━━━━━ GIVEN RECORDS
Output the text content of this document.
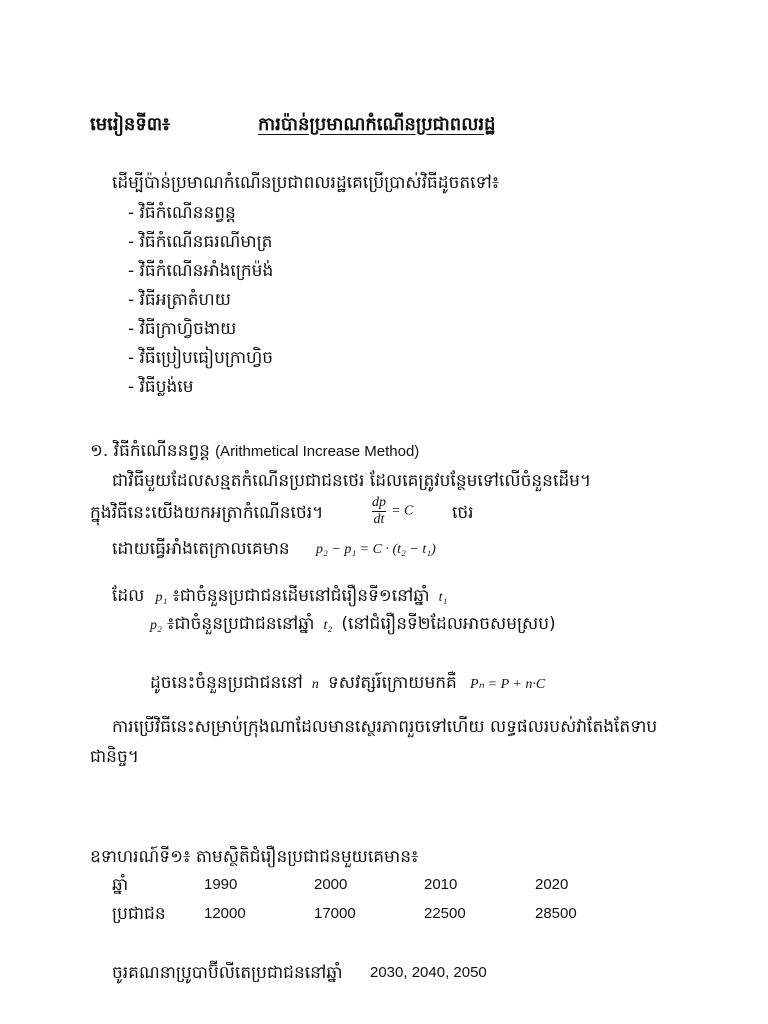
មេរៀនទី៣៖	ការប៉ាន់ប្រមាណកំណើនប្រជាពលរដ្ឋ
ដើម្បីប៉ាន់ប្រមាណកំណើនប្រជាពលរដ្ឋគេប្រើប្រាស់វិធីដូចតទៅ៖
- វិធីកំណើននព្វន្ត
- វិធីកំណើនធរណីមាត្រ
- វិធីកំណើនអាំងក្រេម៉ង់
- វិធីអត្រាតំហយ
- វិធីក្រាហ្វិចងាយ
- វិធីប្រៀបធៀបក្រាហ្វិច
- វិធីប្លង់មេ
១. វិធីកំណើននព្វន្ត (Arithmetical Increase Method)
ជាវិធីមួយដែលសន្មតកំណើនប្រជាជនថេរ ដែលគេត្រូវបន្ថែមទៅលើចំនួនដើម។
ក្នុងវិធីនេះយើងយកអត្រាកំណើនថេរ។	$\frac{dp}{dt} = C$ ថេរ
ដោយធ្វើអាំងតេក្រាលគេមាន p₂ − p₁ = C · (t₂ − t₁)
ដែល p₁ ៖ជាចំនួនប្រជាជនដើមនៅជំរឿនទី១នៅឆ្នាំ t₁
p₂ ៖ជាចំនួនប្រជាជននៅឆ្នាំ t₂ (នៅជំរឿនទី២ដែលអាចសមស្រប)
ដូចនេះចំនួនប្រជាជននៅ n ទសវត្សរ៍ក្រោយមកគឺ Pₙ = P + n·C
ការប្រើវិធីនេះសម្រាប់ក្រុងណាដែលមានស្ថេរភាពរួចទៅហើយ លទ្ធផលរបស់វាតែងតែទាប
ជានិច្ច។
ឧទាហរណ៍ទី១៖ តាមស្ថិតិជំរឿនប្រជាជនមួយគេមាន៖
ឆ្នាំ	1990	2000	2010	2020
ប្រជាជន	12000	17000	22500	28500
ចូរគណនាប្រូបាប៊ីលីតេប្រជាជននៅឆ្នាំ 2030, 2040, 2050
━━━━━━━━━━
▶ **THE EXERCISE**
The entries above should be reproduced exactly, without their pictures.

▶ **FINAL ANSWER**
Output the text content of this document.
មេរៀនទី៣៖	ការប៉ាន់ប្រមាណកំណើនប្រជាពលរដ្ឋ
ដើម្បីប៉ាន់ប្រមាណកំណើនប្រជាពលរដ្ឋគេប្រើប្រាស់វិធីដូចតទៅ៖
- វិធីកំណើននព្វន្ត
- វិធីកំណើនធរណីមាត្រ
- វិធីកំណើនអាំងក្រេម៉ង់
- វិធីអត្រាតំហយ
- វិធីក្រាហ្វិចងាយ
- វិធីប្រៀបធៀបក្រាហ្វិច
- វិធីប្លង់មេ
១. វិធីកំណើននព្វន្ត (Arithmetical Increase Method)
ជាវិធីមួយដែលសន្មតកំណើនប្រជាជនថេរ ដែលគេត្រូវបន្ថែមទៅលើចំនួនដើម។
ក្នុងវិធីនេះយើងយកអត្រាកំណើនថេរ។	$\frac{dp}{dt} = C$ ថេរ
ដោយធ្វើអាំងតេក្រាលគេមាន p₂ − p₁ = C · (t₂ − t₁)
ដែល p₁ ៖ជាចំនួនប្រជាជនដើមនៅជំរឿនទី១នៅឆ្នាំ t₁
p₂ ៖ជាចំនួនប្រជាជននៅឆ្នាំ t₂ (នៅជំរឿនទី២ដែលអាចសមស្រប)
ដូចនេះចំនួនប្រជាជននៅ n ទសវត្សរ៍ក្រោយមកគឺ Pₙ = P + n·C
ការប្រើវិធីនេះសម្រាប់ក្រុងណាដែលមានស្ថេរភាពរួចទៅហើយ លទ្ធផលរបស់វាតែងតែទាប
ជានិច្ច។
ឧទាហរណ៍ទី១៖ តាមស្ថិតិជំរឿនប្រជាជនមួយគេមាន៖
ឆ្នាំ	1990	2000	2010	2020
ប្រជាជន	12000	17000	22500	28500
ចូរគណនាប្រូបាប៊ីលីតេប្រជាជននៅឆ្នាំ 2030, 2040, 2050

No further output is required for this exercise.